Exercise instructions ▸ Copy out each line of the data holding "обеспечения".

Supplied entries ▸

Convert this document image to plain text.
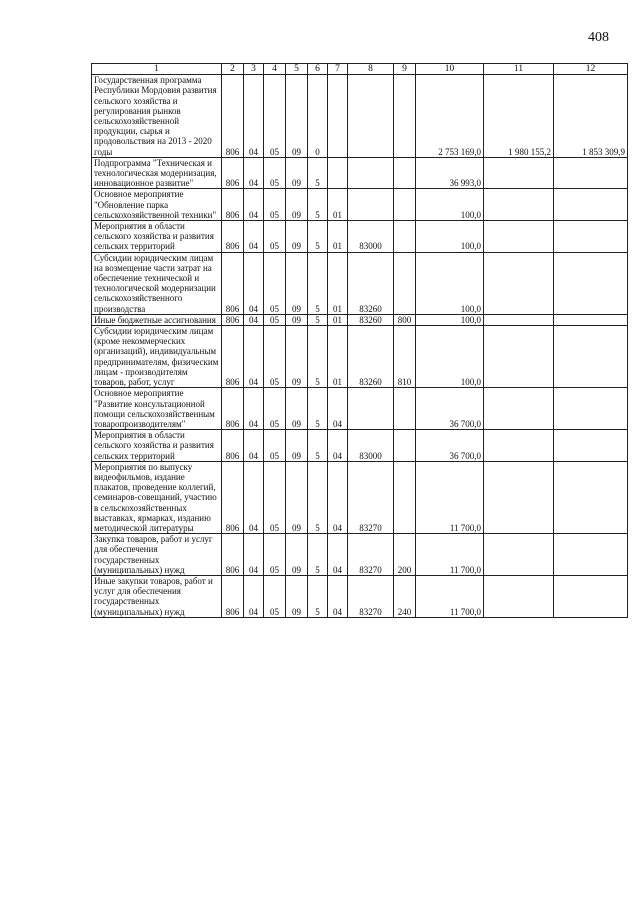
408
1	2	3	4	5	6	7	8	9	10	11	12
Государственная программа Республики Мордовия развития сельского хозяйства и регулирования рынков сельскохозяйственной продукции, сырья и продовольствия на 2013 - 2020 годы	806	04	05	09	0				2 753 169,0	1 980 155,2	1 853 309,9
Подпрограмма "Техническая и технологическая модернизация, инновационное развитие"	806	04	05	09	5				36 993,0		
Основное мероприятие "Обновление парка сельскохозяйственной техники"	806	04	05	09	5	01			100,0		
Мероприятия в области сельского хозяйства и развития сельских территорий	806	04	05	09	5	01	83000		100,0		
Субсидии юридическим лицам на возмещение части затрат на обеспечение технической и технологической модернизации сельскохозяйственного производства	806	04	05	09	5	01	83260		100,0		
Иные бюджетные ассигнования	806	04	05	09	5	01	83260	800	100,0		
Субсидии юридическим лицам (кроме некоммерческих организаций), индивидуальным предпринимателям, физическим лицам - производителям товаров, работ, услуг	806	04	05	09	5	01	83260	810	100,0		
Основное мероприятие "Развитие консультационной помощи сельскохозяйственным товаропроизводителям"	806	04	05	09	5	04			36 700,0		
Мероприятия в области сельского хозяйства и развития сельских территорий	806	04	05	09	5	04	83000		36 700,0		
Мероприятия по выпуску видеофильмов, издание плакатов, проведение коллегий, семинаров-совещаний, участию в сельскохозяйственных выставках, ярмарках, изданию методической литературы	806	04	05	09	5	04	83270		11 700,0		
Закупка товаров, работ и услуг для обеспечения государственных (муниципальных) нужд	806	04	05	09	5	04	83270	200	11 700,0		
Иные закупки товаров, работ и услуг для обеспечения государственных (муниципальных) нужд	806	04	05	09	5	04	83270	240	11 700,0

Solution to this task ▸
Закупка товаров, работ и услуг для обеспечения государственных (муниципальных) нужд	806	04	05	09	5	04	83270	200	11 700,0		
Иные закупки товаров, работ и услуг для обеспечения государственных (муниципальных) нужд	806	04	05	09	5	04	83270	240	11 700,0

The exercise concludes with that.